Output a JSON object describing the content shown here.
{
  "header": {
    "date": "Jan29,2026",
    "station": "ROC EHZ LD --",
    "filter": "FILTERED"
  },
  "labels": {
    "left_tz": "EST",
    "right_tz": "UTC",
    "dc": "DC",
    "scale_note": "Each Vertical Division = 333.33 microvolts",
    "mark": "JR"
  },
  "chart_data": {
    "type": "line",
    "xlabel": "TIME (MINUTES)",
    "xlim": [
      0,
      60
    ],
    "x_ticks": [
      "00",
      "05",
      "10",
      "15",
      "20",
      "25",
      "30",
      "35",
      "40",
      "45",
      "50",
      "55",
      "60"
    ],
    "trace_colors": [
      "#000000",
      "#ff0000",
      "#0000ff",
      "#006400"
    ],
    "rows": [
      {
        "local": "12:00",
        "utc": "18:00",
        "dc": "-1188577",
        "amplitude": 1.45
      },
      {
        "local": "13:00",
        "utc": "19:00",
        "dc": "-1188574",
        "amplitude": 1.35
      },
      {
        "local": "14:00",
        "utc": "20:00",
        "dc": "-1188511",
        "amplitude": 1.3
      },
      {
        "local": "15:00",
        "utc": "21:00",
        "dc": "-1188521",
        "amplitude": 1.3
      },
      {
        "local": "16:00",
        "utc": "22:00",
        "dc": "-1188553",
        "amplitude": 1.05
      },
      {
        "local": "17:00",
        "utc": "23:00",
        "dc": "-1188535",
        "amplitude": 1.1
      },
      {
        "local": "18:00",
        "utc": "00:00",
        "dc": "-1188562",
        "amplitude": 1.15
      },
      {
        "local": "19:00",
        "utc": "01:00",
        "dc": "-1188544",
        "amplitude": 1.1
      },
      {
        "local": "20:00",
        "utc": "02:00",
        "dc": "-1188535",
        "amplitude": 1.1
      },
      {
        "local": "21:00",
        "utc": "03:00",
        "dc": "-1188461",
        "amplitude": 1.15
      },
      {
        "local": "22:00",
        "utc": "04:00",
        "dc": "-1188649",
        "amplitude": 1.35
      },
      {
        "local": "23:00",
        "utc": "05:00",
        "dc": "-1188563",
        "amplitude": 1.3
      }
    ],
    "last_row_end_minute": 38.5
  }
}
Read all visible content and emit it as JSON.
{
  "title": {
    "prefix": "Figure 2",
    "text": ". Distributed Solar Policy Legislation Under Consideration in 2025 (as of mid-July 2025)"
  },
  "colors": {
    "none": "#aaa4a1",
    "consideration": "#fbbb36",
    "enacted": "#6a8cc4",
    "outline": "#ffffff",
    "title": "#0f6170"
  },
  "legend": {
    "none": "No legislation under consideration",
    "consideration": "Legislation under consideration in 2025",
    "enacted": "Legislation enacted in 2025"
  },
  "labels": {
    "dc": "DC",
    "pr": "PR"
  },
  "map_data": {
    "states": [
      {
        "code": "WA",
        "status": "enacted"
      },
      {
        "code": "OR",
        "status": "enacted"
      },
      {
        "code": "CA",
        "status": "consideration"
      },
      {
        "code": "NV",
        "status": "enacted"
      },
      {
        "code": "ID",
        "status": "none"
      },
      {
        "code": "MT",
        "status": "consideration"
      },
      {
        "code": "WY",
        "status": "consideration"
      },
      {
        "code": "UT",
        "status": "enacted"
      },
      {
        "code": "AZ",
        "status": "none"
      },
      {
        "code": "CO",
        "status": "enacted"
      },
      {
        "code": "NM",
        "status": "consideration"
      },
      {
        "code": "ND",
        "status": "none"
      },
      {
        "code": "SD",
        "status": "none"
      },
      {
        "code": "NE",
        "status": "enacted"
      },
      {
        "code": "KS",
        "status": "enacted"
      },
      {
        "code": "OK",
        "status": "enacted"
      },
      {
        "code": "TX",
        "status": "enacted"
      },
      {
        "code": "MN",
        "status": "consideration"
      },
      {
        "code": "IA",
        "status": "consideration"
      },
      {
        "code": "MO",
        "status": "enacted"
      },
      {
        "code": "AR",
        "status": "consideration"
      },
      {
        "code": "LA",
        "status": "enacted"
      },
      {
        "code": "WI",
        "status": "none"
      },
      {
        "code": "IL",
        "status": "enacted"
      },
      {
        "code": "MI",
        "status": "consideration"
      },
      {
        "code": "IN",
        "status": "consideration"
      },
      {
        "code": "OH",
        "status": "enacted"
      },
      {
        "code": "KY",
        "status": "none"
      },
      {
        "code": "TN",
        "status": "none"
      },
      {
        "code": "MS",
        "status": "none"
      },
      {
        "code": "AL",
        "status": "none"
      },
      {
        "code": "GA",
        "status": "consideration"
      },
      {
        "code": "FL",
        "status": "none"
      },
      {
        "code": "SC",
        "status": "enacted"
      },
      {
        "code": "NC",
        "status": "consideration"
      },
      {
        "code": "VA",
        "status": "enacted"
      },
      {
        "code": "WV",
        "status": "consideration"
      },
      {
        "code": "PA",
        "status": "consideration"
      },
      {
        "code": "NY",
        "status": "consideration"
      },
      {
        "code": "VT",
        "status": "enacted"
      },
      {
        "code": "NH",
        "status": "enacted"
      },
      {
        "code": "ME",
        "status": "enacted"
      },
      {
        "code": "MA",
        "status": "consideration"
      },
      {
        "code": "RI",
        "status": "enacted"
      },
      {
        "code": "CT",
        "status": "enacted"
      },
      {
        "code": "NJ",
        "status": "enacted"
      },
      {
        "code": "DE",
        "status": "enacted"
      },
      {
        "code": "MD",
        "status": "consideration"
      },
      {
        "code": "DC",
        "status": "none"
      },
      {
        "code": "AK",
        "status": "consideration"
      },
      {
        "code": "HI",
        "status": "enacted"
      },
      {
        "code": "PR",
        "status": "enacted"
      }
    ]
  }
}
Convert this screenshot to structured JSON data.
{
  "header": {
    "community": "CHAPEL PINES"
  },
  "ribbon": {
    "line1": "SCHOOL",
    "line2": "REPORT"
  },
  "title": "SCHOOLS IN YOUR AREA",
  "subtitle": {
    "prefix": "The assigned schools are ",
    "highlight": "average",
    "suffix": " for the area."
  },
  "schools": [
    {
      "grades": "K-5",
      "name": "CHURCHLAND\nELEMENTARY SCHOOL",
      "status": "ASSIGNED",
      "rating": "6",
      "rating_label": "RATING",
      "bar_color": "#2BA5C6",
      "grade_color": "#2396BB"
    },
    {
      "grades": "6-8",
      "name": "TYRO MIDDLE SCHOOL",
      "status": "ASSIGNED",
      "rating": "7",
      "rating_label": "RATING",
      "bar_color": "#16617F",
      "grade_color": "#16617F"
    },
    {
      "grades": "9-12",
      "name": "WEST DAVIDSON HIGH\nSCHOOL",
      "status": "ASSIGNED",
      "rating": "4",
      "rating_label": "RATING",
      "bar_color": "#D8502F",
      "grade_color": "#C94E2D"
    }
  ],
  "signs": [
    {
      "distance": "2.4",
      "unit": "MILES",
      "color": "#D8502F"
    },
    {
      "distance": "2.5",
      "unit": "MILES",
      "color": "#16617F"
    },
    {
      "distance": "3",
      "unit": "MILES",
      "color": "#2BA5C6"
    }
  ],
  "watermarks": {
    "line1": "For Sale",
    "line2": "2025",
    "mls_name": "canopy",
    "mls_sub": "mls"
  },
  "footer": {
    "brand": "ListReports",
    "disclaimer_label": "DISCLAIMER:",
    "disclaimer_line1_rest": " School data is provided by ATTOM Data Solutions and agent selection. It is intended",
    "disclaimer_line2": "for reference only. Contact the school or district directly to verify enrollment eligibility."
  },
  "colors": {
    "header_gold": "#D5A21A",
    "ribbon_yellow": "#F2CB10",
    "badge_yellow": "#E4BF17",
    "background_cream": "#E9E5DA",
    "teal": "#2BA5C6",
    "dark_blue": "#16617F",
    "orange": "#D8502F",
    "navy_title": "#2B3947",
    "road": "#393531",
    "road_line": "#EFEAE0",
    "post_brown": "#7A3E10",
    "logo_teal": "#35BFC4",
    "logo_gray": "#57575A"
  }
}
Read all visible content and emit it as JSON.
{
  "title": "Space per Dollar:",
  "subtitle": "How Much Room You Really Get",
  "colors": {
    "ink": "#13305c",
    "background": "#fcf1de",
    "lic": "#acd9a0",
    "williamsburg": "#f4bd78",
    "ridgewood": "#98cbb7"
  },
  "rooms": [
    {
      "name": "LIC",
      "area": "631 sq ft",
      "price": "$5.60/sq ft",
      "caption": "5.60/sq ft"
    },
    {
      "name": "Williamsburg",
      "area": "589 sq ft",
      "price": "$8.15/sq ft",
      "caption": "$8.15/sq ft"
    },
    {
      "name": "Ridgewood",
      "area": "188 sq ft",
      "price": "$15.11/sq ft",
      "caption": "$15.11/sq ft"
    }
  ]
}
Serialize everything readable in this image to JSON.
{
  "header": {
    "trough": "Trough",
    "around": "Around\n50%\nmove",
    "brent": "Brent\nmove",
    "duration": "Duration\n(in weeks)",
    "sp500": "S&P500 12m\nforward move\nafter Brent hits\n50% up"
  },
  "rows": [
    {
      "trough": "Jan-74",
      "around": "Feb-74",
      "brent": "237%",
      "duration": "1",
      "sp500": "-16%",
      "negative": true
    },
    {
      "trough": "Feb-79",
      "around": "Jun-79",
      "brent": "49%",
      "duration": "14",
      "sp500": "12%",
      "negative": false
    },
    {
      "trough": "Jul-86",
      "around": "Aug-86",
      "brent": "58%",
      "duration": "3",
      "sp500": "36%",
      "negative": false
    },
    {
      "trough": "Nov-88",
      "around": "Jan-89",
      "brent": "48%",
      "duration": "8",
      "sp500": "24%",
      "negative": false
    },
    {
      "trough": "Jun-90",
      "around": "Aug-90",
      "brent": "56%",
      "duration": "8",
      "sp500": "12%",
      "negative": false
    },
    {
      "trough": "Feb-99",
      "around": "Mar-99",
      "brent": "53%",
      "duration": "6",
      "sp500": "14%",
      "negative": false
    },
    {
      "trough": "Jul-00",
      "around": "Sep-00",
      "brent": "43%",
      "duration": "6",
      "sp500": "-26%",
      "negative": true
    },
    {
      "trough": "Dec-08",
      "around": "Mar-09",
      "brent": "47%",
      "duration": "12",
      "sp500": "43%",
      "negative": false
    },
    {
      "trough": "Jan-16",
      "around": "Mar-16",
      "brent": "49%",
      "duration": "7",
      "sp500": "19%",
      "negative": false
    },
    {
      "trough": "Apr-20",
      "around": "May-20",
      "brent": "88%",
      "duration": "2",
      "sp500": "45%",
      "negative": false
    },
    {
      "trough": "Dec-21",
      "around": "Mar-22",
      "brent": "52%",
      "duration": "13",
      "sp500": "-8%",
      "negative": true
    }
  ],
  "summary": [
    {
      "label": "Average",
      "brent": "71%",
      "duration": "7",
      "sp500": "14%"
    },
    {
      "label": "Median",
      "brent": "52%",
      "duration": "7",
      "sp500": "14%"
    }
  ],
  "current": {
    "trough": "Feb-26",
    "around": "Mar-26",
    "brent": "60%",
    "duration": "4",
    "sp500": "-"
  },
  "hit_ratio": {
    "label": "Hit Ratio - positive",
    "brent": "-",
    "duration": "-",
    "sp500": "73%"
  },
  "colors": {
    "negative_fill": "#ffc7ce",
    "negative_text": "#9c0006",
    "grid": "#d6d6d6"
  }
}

■ **PROBLEM REQUIREMENTS**: Extract each line from the listing that holds the word "JSON".

■ **EXERCISE OUTPUT**:
Output a JSON object describing the content shown here.
Read all visible content and emit it as JSON.
Convert this screenshot to structured JSON data.
Read all visible content and emit it as JSON.
Serialize everything readable in this image to JSON.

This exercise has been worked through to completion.